Exercise aim: Copy each record exactly as it reads, leaving out any pictures it holds.

+-------+

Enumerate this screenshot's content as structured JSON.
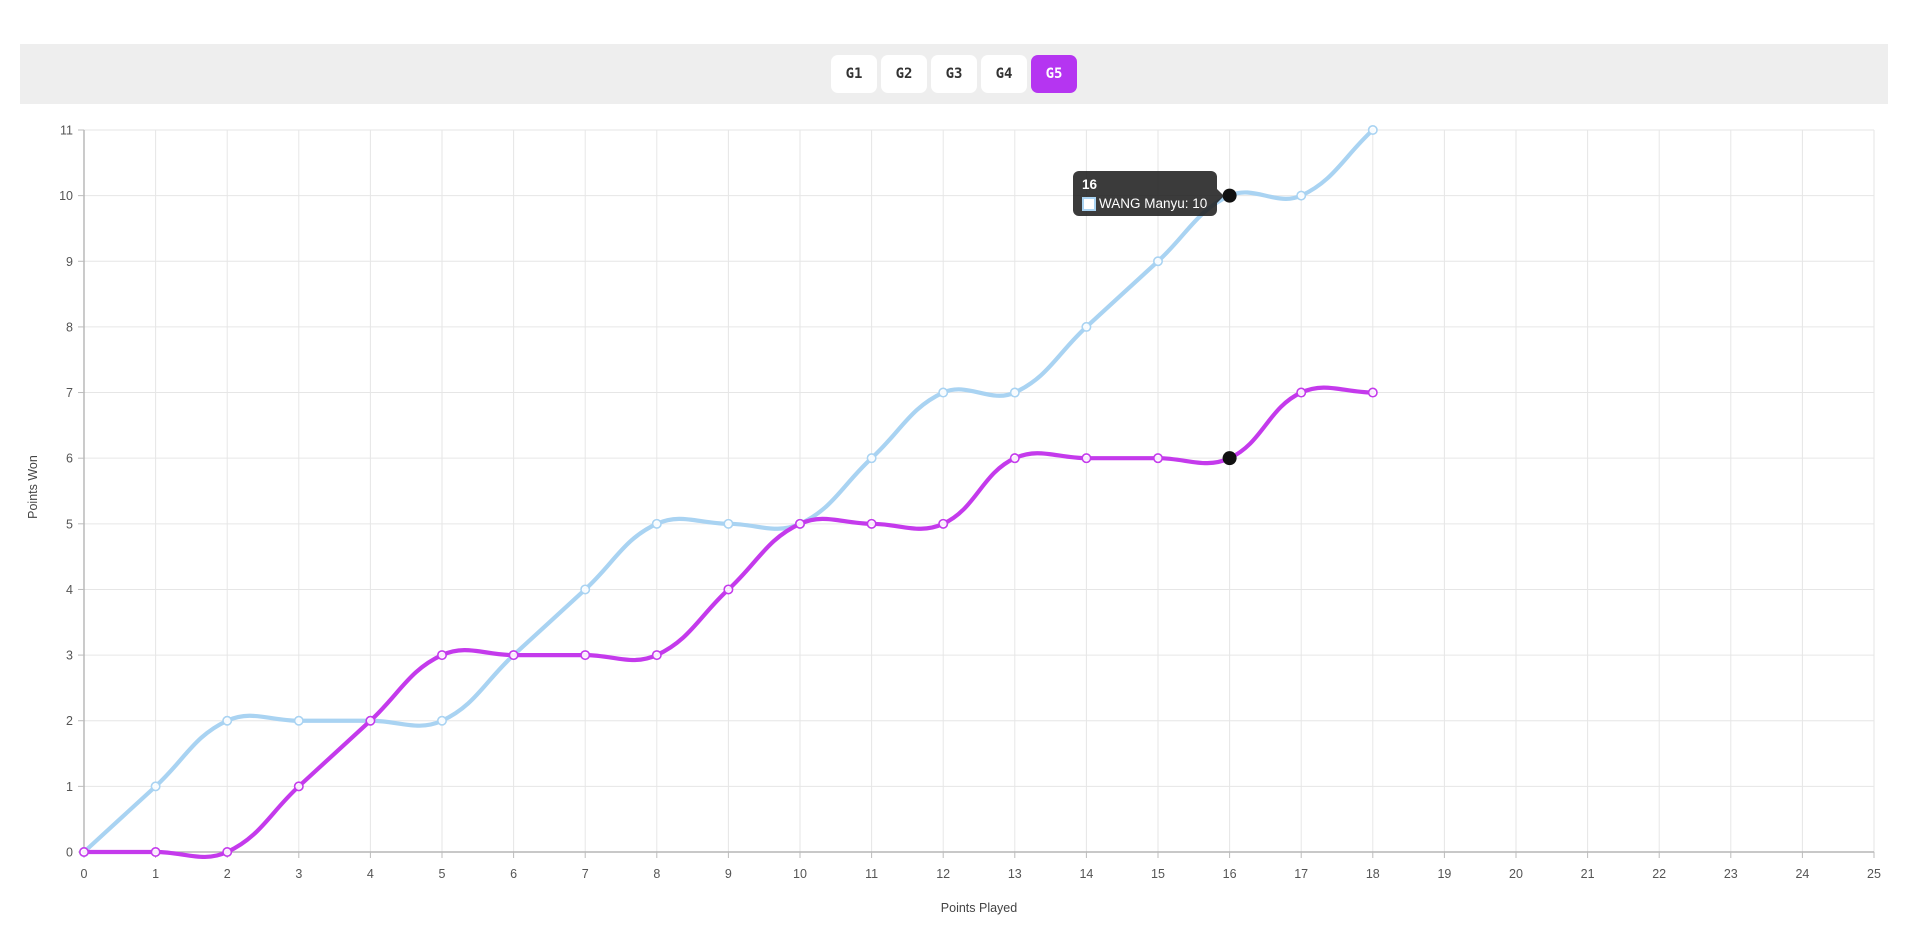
{
  "toolbar": {
    "active_color": "#b535f1",
    "buttons": [
      {
        "label": "G1",
        "active": false
      },
      {
        "label": "G2",
        "active": false
      },
      {
        "label": "G3",
        "active": false
      },
      {
        "label": "G4",
        "active": false
      },
      {
        "label": "G5",
        "active": true
      }
    ]
  },
  "chart_data": {
    "type": "line",
    "x": [
      0,
      1,
      2,
      3,
      4,
      5,
      6,
      7,
      8,
      9,
      10,
      11,
      12,
      13,
      14,
      15,
      16,
      17,
      18
    ],
    "series": [
      {
        "name": "WANG Manyu",
        "color": "#a9d3f2",
        "values": [
          0,
          1,
          2,
          2,
          2,
          2,
          3,
          4,
          5,
          5,
          5,
          6,
          7,
          7,
          8,
          9,
          10,
          10,
          11
        ]
      },
      {
        "name": "",
        "color": "#c43aec",
        "values": [
          0,
          0,
          0,
          1,
          2,
          3,
          3,
          3,
          3,
          4,
          5,
          5,
          5,
          6,
          6,
          6,
          6,
          7,
          7
        ]
      }
    ],
    "xlabel": "Points Played",
    "ylabel": "Points Won",
    "xlim": [
      0,
      25
    ],
    "ylim": [
      0,
      11
    ],
    "x_ticks": [
      0,
      1,
      2,
      3,
      4,
      5,
      6,
      7,
      8,
      9,
      10,
      11,
      12,
      13,
      14,
      15,
      16,
      17,
      18,
      19,
      20,
      21,
      22,
      23,
      24,
      25
    ],
    "y_ticks": [
      0,
      1,
      2,
      3,
      4,
      5,
      6,
      7,
      8,
      9,
      10,
      11
    ],
    "grid": true,
    "legend": "none",
    "hover": {
      "x": 16,
      "points": [
        {
          "series": 0,
          "value": 10
        },
        {
          "series": 1,
          "value": 6
        }
      ]
    }
  },
  "tooltip": {
    "title": "16",
    "label": "WANG Manyu: 10",
    "swatch_color": "#a9d3f2"
  },
  "colors": {
    "toolbar_bg": "#eeeeee",
    "grid_line": "#e6e6e6",
    "axis_line": "#a8a8a8",
    "tick_text": "#555555",
    "hover_dot": "#111111"
  }
}
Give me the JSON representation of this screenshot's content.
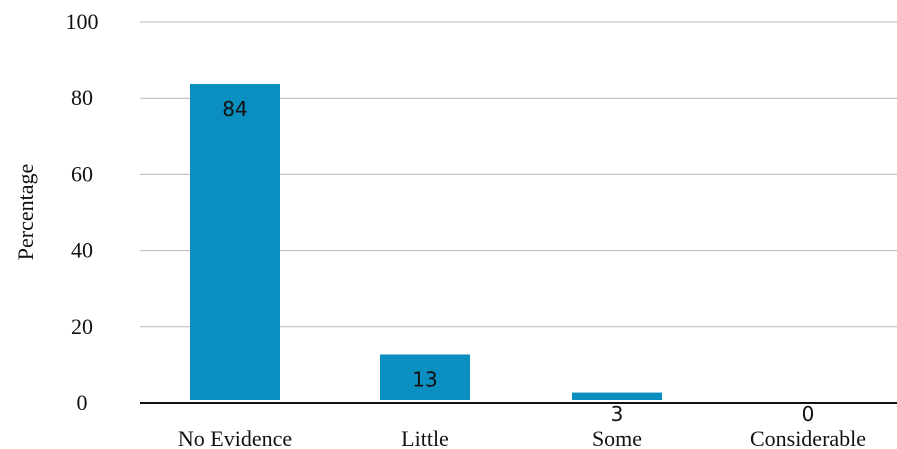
{
  "chart_data": {
    "type": "bar",
    "categories": [
      "No Evidence",
      "Little",
      "Some",
      "Considerable"
    ],
    "values": [
      84,
      13,
      3,
      0
    ],
    "data_labels": [
      "84",
      "13",
      "3",
      "0"
    ],
    "title": "",
    "xlabel": "",
    "ylabel": "Percentage",
    "ylim": [
      0,
      100
    ],
    "yticks": [
      0,
      20,
      40,
      60,
      80,
      100
    ],
    "ytick_labels": [
      "0",
      "20",
      "40",
      "60",
      "80",
      "100"
    ],
    "grid": true,
    "legend": "none",
    "bar_color": "#0b8ec0"
  }
}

+-------+

Output:
Enumerate this screenshot's content as structured JSON.
{
  "toolbar": {
    "active_color": "#b535f1",
    "buttons": [
      {
        "label": "G1",
        "active": false
      },
      {
        "label": "G2",
        "active": false
      },
      {
        "label": "G3",
        "active": false
      },
      {
        "label": "G4",
        "active": false
      },
      {
        "label": "G5",
        "active": true
      }
    ]
  },
  "chart_data": {
    "type": "line",
    "x": [
      0,
      1,
      2,
      3,
      4,
      5,
      6,
      7,
      8,
      9,
      10,
      11,
      12,
      13,
      14,
      15,
      16,
      17,
      18
    ],
    "series": [
      {
        "name": "WANG Manyu",
        "color": "#a9d3f2",
        "values": [
          0,
          1,
          2,
          2,
          2,
          2,
          3,
          4,
          5,
          5,
          5,
          6,
          7,
          7,
          8,
          9,
          10,
          10,
          11
        ]
      },
      {
        "name": "",
        "color": "#c43aec",
        "values": [
          0,
          0,
          0,
          1,
          2,
          3,
          3,
          3,
          3,
          4,
          5,
          5,
          5,
          6,
          6,
          6,
          6,
          7,
          7
        ]
      }
    ],
    "xlabel": "Points Played",
    "ylabel": "Points Won",
    "xlim": [
      0,
      25
    ],
    "ylim": [
      0,
      11
    ],
    "x_ticks": [
      0,
      1,
      2,
      3,
      4,
      5,
      6,
      7,
      8,
      9,
      10,
      11,
      12,
      13,
      14,
      15,
      16,
      17,
      18,
      19,
      20,
      21,
      22,
      23,
      24,
      25
    ],
    "y_ticks": [
      0,
      1,
      2,
      3,
      4,
      5,
      6,
      7,
      8,
      9,
      10,
      11
    ],
    "grid": true,
    "legend": "none",
    "hover": {
      "x": 16,
      "points": [
        {
          "series": 0,
          "value": 10
        },
        {
          "series": 1,
          "value": 6
        }
      ]
    }
  },
  "tooltip": {
    "title": "16",
    "label": "WANG Manyu: 10",
    "swatch_color": "#a9d3f2"
  },
  "colors": {
    "toolbar_bg": "#eeeeee",
    "grid_line": "#e6e6e6",
    "axis_line": "#a8a8a8",
    "tick_text": "#555555",
    "hover_dot": "#111111"
  }
}
Give me the JSON representation of this screenshot's content.
{
  "chart_data": {
    "type": "bar",
    "categories": [
      "No Evidence",
      "Little",
      "Some",
      "Considerable"
    ],
    "values": [
      84,
      13,
      3,
      0
    ],
    "data_labels": [
      "84",
      "13",
      "3",
      "0"
    ],
    "title": "",
    "xlabel": "",
    "ylabel": "Percentage",
    "ylim": [
      0,
      100
    ],
    "yticks": [
      0,
      20,
      40,
      60,
      80,
      100
    ],
    "ytick_labels": [
      "0",
      "20",
      "40",
      "60",
      "80",
      "100"
    ],
    "grid": true,
    "legend": "none",
    "bar_color": "#0b8ec0"
  }
}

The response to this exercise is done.